## begin RECORDS PROVIDED

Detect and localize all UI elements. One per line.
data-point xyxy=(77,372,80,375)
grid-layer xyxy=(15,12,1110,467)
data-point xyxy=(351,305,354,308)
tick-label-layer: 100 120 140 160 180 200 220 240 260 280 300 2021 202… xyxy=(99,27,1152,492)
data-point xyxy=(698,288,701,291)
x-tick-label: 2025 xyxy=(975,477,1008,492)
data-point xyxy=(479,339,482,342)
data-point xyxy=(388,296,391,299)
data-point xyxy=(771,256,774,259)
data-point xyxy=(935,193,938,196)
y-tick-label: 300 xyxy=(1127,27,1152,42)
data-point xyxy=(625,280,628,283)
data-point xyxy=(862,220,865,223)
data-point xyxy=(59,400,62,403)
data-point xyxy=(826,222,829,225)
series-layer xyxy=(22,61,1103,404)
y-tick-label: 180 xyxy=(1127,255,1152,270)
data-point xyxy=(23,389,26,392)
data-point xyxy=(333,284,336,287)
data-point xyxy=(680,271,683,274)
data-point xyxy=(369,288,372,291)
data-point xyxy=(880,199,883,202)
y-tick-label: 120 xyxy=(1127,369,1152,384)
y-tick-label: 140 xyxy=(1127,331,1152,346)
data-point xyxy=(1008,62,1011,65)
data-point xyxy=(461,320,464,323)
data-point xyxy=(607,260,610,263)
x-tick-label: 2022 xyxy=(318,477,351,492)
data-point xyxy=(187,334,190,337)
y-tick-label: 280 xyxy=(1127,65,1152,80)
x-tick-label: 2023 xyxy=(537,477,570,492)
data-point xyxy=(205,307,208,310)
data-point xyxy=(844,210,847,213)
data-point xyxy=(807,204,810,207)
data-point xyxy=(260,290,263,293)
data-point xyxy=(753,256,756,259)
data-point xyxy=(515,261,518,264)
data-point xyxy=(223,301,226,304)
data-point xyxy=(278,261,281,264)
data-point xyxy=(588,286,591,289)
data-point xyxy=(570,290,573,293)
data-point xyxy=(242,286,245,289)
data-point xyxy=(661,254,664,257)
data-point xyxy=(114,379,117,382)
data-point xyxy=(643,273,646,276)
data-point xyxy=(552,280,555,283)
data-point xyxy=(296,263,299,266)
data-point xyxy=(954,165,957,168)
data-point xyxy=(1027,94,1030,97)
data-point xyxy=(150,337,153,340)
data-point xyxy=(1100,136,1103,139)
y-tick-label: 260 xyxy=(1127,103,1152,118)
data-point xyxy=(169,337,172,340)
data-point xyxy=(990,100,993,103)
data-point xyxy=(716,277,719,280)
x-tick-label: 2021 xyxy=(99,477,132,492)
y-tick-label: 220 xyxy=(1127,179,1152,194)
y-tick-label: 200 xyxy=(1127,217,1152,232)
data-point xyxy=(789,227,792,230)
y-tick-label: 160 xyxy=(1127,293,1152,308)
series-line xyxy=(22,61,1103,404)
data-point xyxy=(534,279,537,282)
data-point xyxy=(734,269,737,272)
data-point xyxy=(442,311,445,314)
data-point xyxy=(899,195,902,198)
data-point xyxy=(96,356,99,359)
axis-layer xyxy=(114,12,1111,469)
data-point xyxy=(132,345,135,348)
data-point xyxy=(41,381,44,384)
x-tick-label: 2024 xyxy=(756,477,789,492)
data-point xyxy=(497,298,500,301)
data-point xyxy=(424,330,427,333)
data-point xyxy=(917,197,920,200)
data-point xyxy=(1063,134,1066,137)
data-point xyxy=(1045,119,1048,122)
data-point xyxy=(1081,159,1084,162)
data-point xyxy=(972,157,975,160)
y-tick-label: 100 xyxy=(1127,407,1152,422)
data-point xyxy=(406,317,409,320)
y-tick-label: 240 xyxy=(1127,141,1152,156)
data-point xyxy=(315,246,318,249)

## end RECORDS PROVIDED

Please write out all of the lines above again, with no changes.

RESULT OF THE EXERCISE:
Detect and localize all UI elements. One per line.
data-point xyxy=(77,372,80,375)
grid-layer xyxy=(15,12,1110,467)
data-point xyxy=(351,305,354,308)
tick-label-layer: 100 120 140 160 180 200 220 240 260 280 300 2021 202… xyxy=(99,27,1152,492)
data-point xyxy=(698,288,701,291)
x-tick-label: 2025 xyxy=(975,477,1008,492)
data-point xyxy=(479,339,482,342)
data-point xyxy=(388,296,391,299)
data-point xyxy=(771,256,774,259)
data-point xyxy=(935,193,938,196)
y-tick-label: 300 xyxy=(1127,27,1152,42)
data-point xyxy=(625,280,628,283)
data-point xyxy=(862,220,865,223)
data-point xyxy=(59,400,62,403)
data-point xyxy=(826,222,829,225)
series-layer xyxy=(22,61,1103,404)
y-tick-label: 180 xyxy=(1127,255,1152,270)
data-point xyxy=(23,389,26,392)
data-point xyxy=(333,284,336,287)
data-point xyxy=(680,271,683,274)
data-point xyxy=(369,288,372,291)
data-point xyxy=(880,199,883,202)
y-tick-label: 120 xyxy=(1127,369,1152,384)
y-tick-label: 140 xyxy=(1127,331,1152,346)
data-point xyxy=(1008,62,1011,65)
data-point xyxy=(461,320,464,323)
data-point xyxy=(607,260,610,263)
x-tick-label: 2022 xyxy=(318,477,351,492)
data-point xyxy=(187,334,190,337)
y-tick-label: 280 xyxy=(1127,65,1152,80)
x-tick-label: 2023 xyxy=(537,477,570,492)
data-point xyxy=(205,307,208,310)
data-point xyxy=(844,210,847,213)
data-point xyxy=(807,204,810,207)
data-point xyxy=(260,290,263,293)
data-point xyxy=(753,256,756,259)
data-point xyxy=(515,261,518,264)
data-point xyxy=(223,301,226,304)
data-point xyxy=(278,261,281,264)
data-point xyxy=(588,286,591,289)
data-point xyxy=(570,290,573,293)
data-point xyxy=(242,286,245,289)
data-point xyxy=(661,254,664,257)
data-point xyxy=(114,379,117,382)
data-point xyxy=(643,273,646,276)
data-point xyxy=(552,280,555,283)
data-point xyxy=(296,263,299,266)
data-point xyxy=(954,165,957,168)
data-point xyxy=(1027,94,1030,97)
data-point xyxy=(150,337,153,340)
data-point xyxy=(1100,136,1103,139)
y-tick-label: 260 xyxy=(1127,103,1152,118)
data-point xyxy=(169,337,172,340)
data-point xyxy=(990,100,993,103)
data-point xyxy=(716,277,719,280)
x-tick-label: 2021 xyxy=(99,477,132,492)
y-tick-label: 220 xyxy=(1127,179,1152,194)
y-tick-label: 200 xyxy=(1127,217,1152,232)
data-point xyxy=(789,227,792,230)
y-tick-label: 160 xyxy=(1127,293,1152,308)
series-line xyxy=(22,61,1103,404)
data-point xyxy=(534,279,537,282)
data-point xyxy=(734,269,737,272)
data-point xyxy=(442,311,445,314)
data-point xyxy=(899,195,902,198)
data-point xyxy=(96,356,99,359)
axis-layer xyxy=(114,12,1111,469)
data-point xyxy=(132,345,135,348)
data-point xyxy=(41,381,44,384)
x-tick-label: 2024 xyxy=(756,477,789,492)
data-point xyxy=(497,298,500,301)
data-point xyxy=(424,330,427,333)
data-point xyxy=(917,197,920,200)
data-point xyxy=(1063,134,1066,137)
data-point xyxy=(1045,119,1048,122)
data-point xyxy=(1081,159,1084,162)
data-point xyxy=(972,157,975,160)
y-tick-label: 100 xyxy=(1127,407,1152,422)
data-point xyxy=(406,317,409,320)
y-tick-label: 240 xyxy=(1127,141,1152,156)
data-point xyxy=(315,246,318,249)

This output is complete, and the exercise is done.